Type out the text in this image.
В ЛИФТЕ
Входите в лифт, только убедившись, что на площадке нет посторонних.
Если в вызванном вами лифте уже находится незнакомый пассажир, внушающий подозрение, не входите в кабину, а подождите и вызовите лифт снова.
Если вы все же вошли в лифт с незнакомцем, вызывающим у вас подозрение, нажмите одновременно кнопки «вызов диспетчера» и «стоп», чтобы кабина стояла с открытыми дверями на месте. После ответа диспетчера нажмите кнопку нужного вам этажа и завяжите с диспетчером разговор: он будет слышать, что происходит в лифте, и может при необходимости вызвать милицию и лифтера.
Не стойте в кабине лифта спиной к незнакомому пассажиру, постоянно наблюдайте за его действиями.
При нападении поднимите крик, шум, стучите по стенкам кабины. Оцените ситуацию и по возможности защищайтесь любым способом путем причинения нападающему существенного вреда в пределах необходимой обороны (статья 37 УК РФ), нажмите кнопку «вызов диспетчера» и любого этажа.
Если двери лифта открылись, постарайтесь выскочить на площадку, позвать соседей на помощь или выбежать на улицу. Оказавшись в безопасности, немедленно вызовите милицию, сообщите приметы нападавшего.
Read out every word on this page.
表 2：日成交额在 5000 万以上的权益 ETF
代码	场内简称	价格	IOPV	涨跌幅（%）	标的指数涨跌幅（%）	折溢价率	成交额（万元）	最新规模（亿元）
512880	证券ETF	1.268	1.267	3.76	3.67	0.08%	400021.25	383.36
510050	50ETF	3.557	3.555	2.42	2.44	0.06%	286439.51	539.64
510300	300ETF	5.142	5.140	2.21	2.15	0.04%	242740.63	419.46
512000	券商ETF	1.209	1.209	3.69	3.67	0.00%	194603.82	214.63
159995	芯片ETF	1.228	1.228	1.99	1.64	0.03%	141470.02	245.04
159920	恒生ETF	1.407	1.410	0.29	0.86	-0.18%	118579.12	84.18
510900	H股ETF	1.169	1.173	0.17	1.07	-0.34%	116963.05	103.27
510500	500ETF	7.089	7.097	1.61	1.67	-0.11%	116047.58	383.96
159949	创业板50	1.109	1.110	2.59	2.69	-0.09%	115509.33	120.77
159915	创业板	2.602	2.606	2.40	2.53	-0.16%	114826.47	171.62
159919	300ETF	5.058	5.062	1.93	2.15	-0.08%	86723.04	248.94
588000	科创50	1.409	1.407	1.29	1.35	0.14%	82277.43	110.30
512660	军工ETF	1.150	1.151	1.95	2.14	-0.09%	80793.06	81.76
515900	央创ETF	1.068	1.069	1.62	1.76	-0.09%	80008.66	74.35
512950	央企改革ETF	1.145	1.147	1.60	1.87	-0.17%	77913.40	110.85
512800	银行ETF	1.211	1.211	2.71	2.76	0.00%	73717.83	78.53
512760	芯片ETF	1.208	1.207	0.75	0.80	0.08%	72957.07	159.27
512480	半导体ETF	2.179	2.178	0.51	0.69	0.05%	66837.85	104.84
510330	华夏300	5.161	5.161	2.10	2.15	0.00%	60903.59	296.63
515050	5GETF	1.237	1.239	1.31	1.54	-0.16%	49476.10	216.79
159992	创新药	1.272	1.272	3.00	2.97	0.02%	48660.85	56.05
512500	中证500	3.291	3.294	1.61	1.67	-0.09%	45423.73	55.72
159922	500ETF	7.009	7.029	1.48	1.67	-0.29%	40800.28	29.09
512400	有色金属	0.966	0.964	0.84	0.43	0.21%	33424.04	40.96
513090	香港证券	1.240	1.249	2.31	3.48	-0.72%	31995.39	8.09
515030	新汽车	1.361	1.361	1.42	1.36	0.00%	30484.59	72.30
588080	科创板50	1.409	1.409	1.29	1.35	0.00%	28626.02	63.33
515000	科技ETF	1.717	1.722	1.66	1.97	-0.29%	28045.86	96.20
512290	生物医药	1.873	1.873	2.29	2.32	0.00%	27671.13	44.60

___

§ **TASK TO COMPLETE**
Your task is to print the whole listing again exactly.

§ **SOLUTION TO THIS EXERCISE**
Type out the text in this image.
В ЛИФТЕ
Входите в лифт, только убедившись, что на площадке нет посторонних.
Если в вызванном вами лифте уже находится незнакомый пассажир, внушающий подозрение, не входите в кабину, а подождите и вызовите лифт снова.
Если вы все же вошли в лифт с незнакомцем, вызывающим у вас подозрение, нажмите одновременно кнопки «вызов диспетчера» и «стоп», чтобы кабина стояла с открытыми дверями на месте. После ответа диспетчера нажмите кнопку нужного вам этажа и завяжите с диспетчером разговор: он будет слышать, что происходит в лифте, и может при необходимости вызвать милицию и лифтера.
Не стойте в кабине лифта спиной к незнакомому пассажиру, постоянно наблюдайте за его действиями.
При нападении поднимите крик, шум, стучите по стенкам кабины. Оцените ситуацию и по возможности защищайтесь любым способом путем причинения нападающему существенного вреда в пределах необходимой обороны (статья 37 УК РФ), нажмите кнопку «вызов диспетчера» и любого этажа.
Если двери лифта открылись, постарайтесь выскочить на площадку, позвать соседей на помощь или выбежать на улицу. Оказавшись в безопасности, немедленно вызовите милицию, сообщите приметы нападавшего.
Read out every word on this page.
表 2：日成交额在 5000 万以上的权益 ETF
代码	场内简称	价格	IOPV	涨跌幅（%）	标的指数涨跌幅（%）	折溢价率	成交额（万元）	最新规模（亿元）
512880	证券ETF	1.268	1.267	3.76	3.67	0.08%	400021.25	383.36
510050	50ETF	3.557	3.555	2.42	2.44	0.06%	286439.51	539.64
510300	300ETF	5.142	5.140	2.21	2.15	0.04%	242740.63	419.46
512000	券商ETF	1.209	1.209	3.69	3.67	0.00%	194603.82	214.63
159995	芯片ETF	1.228	1.228	1.99	1.64	0.03%	141470.02	245.04
159920	恒生ETF	1.407	1.410	0.29	0.86	-0.18%	118579.12	84.18
510900	H股ETF	1.169	1.173	0.17	1.07	-0.34%	116963.05	103.27
510500	500ETF	7.089	7.097	1.61	1.67	-0.11%	116047.58	383.96
159949	创业板50	1.109	1.110	2.59	2.69	-0.09%	115509.33	120.77
159915	创业板	2.602	2.606	2.40	2.53	-0.16%	114826.47	171.62
159919	300ETF	5.058	5.062	1.93	2.15	-0.08%	86723.04	248.94
588000	科创50	1.409	1.407	1.29	1.35	0.14%	82277.43	110.30
512660	军工ETF	1.150	1.151	1.95	2.14	-0.09%	80793.06	81.76
515900	央创ETF	1.068	1.069	1.62	1.76	-0.09%	80008.66	74.35
512950	央企改革ETF	1.145	1.147	1.60	1.87	-0.17%	77913.40	110.85
512800	银行ETF	1.211	1.211	2.71	2.76	0.00%	73717.83	78.53
512760	芯片ETF	1.208	1.207	0.75	0.80	0.08%	72957.07	159.27
512480	半导体ETF	2.179	2.178	0.51	0.69	0.05%	66837.85	104.84
510330	华夏300	5.161	5.161	2.10	2.15	0.00%	60903.59	296.63
515050	5GETF	1.237	1.239	1.31	1.54	-0.16%	49476.10	216.79
159992	创新药	1.272	1.272	3.00	2.97	0.02%	48660.85	56.05
512500	中证500	3.291	3.294	1.61	1.67	-0.09%	45423.73	55.72
159922	500ETF	7.009	7.029	1.48	1.67	-0.29%	40800.28	29.09
512400	有色金属	0.966	0.964	0.84	0.43	0.21%	33424.04	40.96
513090	香港证券	1.240	1.249	2.31	3.48	-0.72%	31995.39	8.09
515030	新汽车	1.361	1.361	1.42	1.36	0.00%	30484.59	72.30
588080	科创板50	1.409	1.409	1.29	1.35	0.00%	28626.02	63.33
515000	科技ETF	1.717	1.722	1.66	1.97	-0.29%	28045.86	96.20
512290	生物医药	1.873	1.873	2.29	2.32	0.00%	27671.13	44.60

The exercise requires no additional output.